Teks Pilihan:
Produk ramah lingkungan akan menjadi tren ke depan.
Termasuk di antaranya produk makanan tanpa daging (vegetarian), organik, dan daur ulang. Sebagai negara dengan sumber daya alam berlimpah, Indonesia punya peluang besar menjadi produsen.
Demikian salah satu kesimpulan dalam diskusi selama Pertemuan Tahunan atau Annual General Meeting (AGM) Forum Fair Trade Indonesia (FFTI) di Denpasar pertengahan Januari lalu. AGM merupakan forum tertinggi FFTI, organisasi jaringan para pelaku bisnis perdagangan berkeadilan (fair trade) ataupun pegiat fair trade sebagai gerakan.
Selama dua hari pertemuan delapan organisasi anggota FFTI dari seluruh Indonesia memilih Sekretaris Jenderal (Sekjen) FFTI baru yang menggantikan Sekjen lama, Agung Alit. Sekjen baru yang dipilih adalah Retno Hapsari dari XSProject, Jakarta.
Anggota FFTI antara lain Apikri, Arum Dalu Mekar (ADM), Yayasan Pengrajin Indonesia (Pekerti) Lombok Pottery Centre (LPC), and Mitra Bali Fair Trade. Mereka memiliki usaha beragam, seperti kerajinan, produk pertanian, ataupun gerabah.
Selain memilih Sekjen baru dalam AGM 2016, para anggota maupun pelaku fair trade lain yang belum menjadi anggota juga membahas perkembangan baru di dunia fair trade. Christine Gent, Direktur World Fair Trade Organization (WFTO) Asia menjadi pembicara dan memberikan informasi terkait tren tersebut.
Menurut Christine yang berkantor di Bangkok, Thailand, fair trade makin menjadi bagian dari gaya hidup saat ini. Produsen maupun konsumen makin sadar menjadikan keberlanjutan dan pelestarian lingkungan sebagai bagian penting dari standar produk.
Keberlanjutan lingkungan sendiri termasuk salah satu dari sepuluh prinsip fair trade. Adapun prinsip-prinsip lain dalam fair trade, seperti kesetaraan gender, memberikan peluang pada kelompok termarjinalkan secara ekonomi, transparansi dan akuntabilitas, pembayaran secara adil, dan mempraktikkan perdagangan berkeadilan. Semua anggota FFTI harus menerapkan sepuluh prinsip tersebut dalam bisnisnya.
Karena itulah, menurut Christine, fair trade bisa menjadi salah satu cara melestarikan lingkungan tanpa harus mengesampingkan aspek bisnis dan gaya hidup. Dia menyebut beberapa produk mode terkemuka sekarang menggunakan bahan daur ulang, misalnya untuk pakaian, tas, atau aksesoris. Tas, misalnya, dibuat dari bahan daur ulang sweater. Ada pula kalung dan gelang terbuat dari bekas botol plastik.

Latihan A: Kembalikan tanpa perubahan baris-baris dalam daftar, dari baris yang memuat "avatar-inner-ring-icon — [914, 90, 1010, 186]" sampai baris yang memuat "speaker-nameplate: 周永胜 — [758, 331, 886, 353]".

Catatan dari sumber data:
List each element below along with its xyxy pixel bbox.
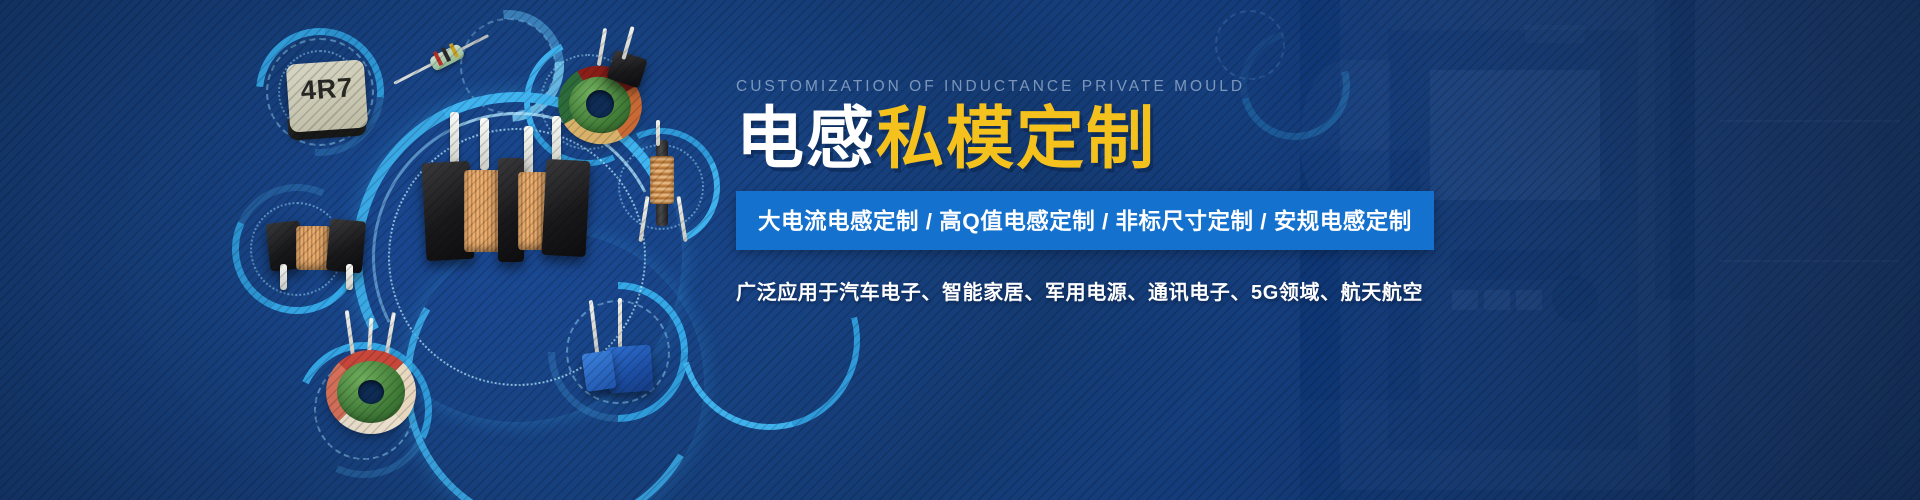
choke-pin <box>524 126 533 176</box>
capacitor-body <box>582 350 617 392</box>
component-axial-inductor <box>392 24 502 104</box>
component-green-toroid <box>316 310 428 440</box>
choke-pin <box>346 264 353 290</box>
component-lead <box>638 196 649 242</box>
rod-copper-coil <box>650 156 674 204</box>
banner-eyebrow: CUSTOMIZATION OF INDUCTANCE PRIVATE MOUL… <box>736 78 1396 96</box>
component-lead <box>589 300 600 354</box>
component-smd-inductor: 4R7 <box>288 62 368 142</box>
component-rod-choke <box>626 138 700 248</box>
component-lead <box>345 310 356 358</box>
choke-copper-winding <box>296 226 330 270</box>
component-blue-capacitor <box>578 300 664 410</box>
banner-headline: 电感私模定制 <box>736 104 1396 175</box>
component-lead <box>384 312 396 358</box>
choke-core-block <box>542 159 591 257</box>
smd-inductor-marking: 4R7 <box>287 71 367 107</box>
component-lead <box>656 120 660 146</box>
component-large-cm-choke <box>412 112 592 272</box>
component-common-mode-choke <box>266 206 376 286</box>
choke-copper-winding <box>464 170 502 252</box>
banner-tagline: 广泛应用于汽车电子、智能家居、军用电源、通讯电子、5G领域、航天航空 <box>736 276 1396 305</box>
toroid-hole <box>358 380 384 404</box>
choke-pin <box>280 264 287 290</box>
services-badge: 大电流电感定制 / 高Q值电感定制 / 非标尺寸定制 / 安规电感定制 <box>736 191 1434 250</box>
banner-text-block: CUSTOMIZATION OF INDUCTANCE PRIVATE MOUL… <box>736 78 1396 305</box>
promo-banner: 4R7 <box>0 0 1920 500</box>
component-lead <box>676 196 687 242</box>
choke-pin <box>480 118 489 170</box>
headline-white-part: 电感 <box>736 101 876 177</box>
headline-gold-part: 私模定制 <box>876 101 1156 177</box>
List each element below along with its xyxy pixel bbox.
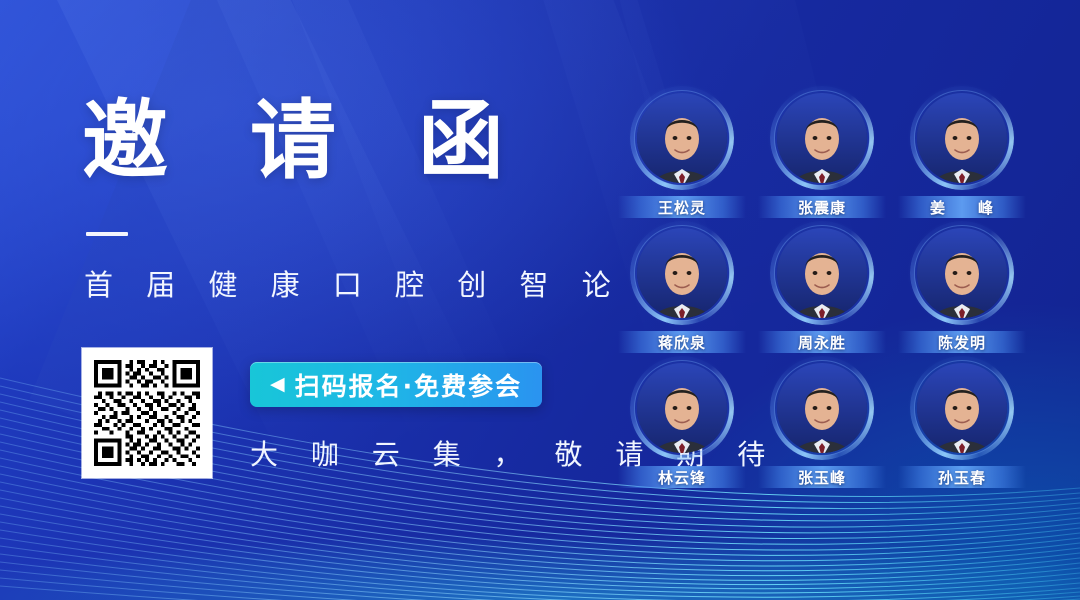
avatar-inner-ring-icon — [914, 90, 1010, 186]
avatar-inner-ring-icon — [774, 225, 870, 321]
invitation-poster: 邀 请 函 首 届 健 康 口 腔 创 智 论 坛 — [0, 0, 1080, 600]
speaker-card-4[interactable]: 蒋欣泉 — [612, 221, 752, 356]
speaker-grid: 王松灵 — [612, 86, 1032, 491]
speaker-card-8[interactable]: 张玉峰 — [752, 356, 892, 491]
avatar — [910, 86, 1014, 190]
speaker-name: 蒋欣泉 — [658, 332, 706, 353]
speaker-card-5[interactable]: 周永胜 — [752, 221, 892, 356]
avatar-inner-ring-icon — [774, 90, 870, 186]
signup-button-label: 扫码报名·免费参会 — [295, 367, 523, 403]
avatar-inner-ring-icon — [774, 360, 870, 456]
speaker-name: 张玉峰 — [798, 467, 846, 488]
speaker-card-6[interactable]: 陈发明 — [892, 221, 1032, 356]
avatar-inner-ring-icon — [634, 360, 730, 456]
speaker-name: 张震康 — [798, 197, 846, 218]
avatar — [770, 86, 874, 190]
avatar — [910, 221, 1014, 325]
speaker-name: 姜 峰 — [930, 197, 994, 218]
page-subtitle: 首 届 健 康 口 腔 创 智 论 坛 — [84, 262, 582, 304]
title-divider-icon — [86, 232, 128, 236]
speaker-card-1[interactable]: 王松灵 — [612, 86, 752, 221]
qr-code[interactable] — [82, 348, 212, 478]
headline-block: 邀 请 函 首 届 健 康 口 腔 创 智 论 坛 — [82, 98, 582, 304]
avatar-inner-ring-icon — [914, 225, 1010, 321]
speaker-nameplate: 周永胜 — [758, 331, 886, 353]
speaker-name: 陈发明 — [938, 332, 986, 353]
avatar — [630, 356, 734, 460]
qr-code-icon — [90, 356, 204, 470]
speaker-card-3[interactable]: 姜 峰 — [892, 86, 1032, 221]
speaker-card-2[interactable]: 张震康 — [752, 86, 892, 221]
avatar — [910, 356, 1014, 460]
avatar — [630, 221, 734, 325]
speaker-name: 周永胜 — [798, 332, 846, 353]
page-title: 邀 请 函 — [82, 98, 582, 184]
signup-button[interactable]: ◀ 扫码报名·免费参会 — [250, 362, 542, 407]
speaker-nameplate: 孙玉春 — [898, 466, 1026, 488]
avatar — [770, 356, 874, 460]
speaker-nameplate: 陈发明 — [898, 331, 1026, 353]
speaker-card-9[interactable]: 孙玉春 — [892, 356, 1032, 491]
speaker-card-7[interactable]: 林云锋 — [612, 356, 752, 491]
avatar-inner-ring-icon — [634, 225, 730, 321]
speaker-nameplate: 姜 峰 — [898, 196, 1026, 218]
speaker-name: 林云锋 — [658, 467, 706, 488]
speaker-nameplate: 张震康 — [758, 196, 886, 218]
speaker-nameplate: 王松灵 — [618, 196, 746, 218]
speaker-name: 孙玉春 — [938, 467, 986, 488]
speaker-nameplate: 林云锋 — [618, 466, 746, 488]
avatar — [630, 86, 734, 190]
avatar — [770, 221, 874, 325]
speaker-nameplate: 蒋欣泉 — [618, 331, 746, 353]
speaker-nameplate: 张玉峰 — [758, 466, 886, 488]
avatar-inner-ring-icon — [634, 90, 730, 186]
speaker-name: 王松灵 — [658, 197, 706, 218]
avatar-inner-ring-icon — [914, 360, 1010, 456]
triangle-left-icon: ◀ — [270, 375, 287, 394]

Latihan B: Tulis ulang bagian artikel tentang fair trade dari "Demikian salah satu" sampai "pertanian, ataupun gerabah.", dan ganti "Denpasar" dengan "Yogyakarta".

Jawaban Lengkap A:
avatar-inner-ring-icon — [914, 90, 1010, 186]
avatar-inner-ring-icon — [774, 225, 870, 321]
invitation-poster: 邀 请 函 首 届 健 康 口 腔 创 智 论 坛 — [0, 0, 1080, 600]
speaker-card-4[interactable]: 蒋欣泉 — [612, 221, 752, 356]
speaker-grid: 王松灵 — [612, 86, 1032, 491]
speaker-card-8[interactable]: 张玉峰 — [752, 356, 892, 491]
avatar — [910, 86, 1014, 190]
speaker-name: 蒋欣泉 — [658, 332, 706, 353]
speaker-card-5[interactable]: 周永胜 — [752, 221, 892, 356]
avatar-inner-ring-icon — [774, 90, 870, 186]
signup-button-label: 扫码报名·免费参会 — [295, 367, 523, 403]
avatar-inner-ring-icon — [774, 360, 870, 456]
speaker-name: 张玉峰 — [798, 467, 846, 488]
speaker-card-6[interactable]: 陈发明 — [892, 221, 1032, 356]
avatar-inner-ring-icon — [634, 360, 730, 456]
speaker-name: 张震康 — [798, 197, 846, 218]
avatar — [770, 86, 874, 190]
avatar — [910, 221, 1014, 325]
speaker-name: 姜 峰 — [930, 197, 994, 218]
page-subtitle: 首 届 健 康 口 腔 创 智 论 坛 — [84, 262, 582, 304]
title-divider-icon — [86, 232, 128, 236]
speaker-card-1[interactable]: 王松灵 — [612, 86, 752, 221]
qr-code[interactable] — [82, 348, 212, 478]
headline-block: 邀 请 函 首 届 健 康 口 腔 创 智 论 坛 — [82, 98, 582, 304]
avatar-inner-ring-icon — [914, 225, 1010, 321]
speaker-nameplate: 周永胜 — [758, 331, 886, 353]

Jawaban Lengkap B:
Demikian salah satu kesimpulan dalam diskusi selama Pertemuan Tahunan atau Annual General Meeting (AGM) Forum Fair Trade Indonesia (FFTI) di Yogyakarta pertengahan Januari lalu. AGM merupakan forum tertinggi FFTI, organisasi jaringan para pelaku bisnis perdagangan berkeadilan (fair trade) ataupun pegiat fair trade sebagai gerakan.
Selama dua hari pertemuan delapan organisasi anggota FFTI dari seluruh Indonesia memilih Sekretaris Jenderal (Sekjen) FFTI baru yang menggantikan Sekjen lama, Agung Alit. Sekjen baru yang dipilih adalah Retno Hapsari dari XSProject, Jakarta.
Anggota FFTI antara lain Apikri, Arum Dalu Mekar (ADM), Yayasan Pengrajin Indonesia (Pekerti) Lombok Pottery Centre (LPC), and Mitra Bali Fair Trade. Mereka memiliki usaha beragam, seperti kerajinan, produk pertanian, ataupun gerabah.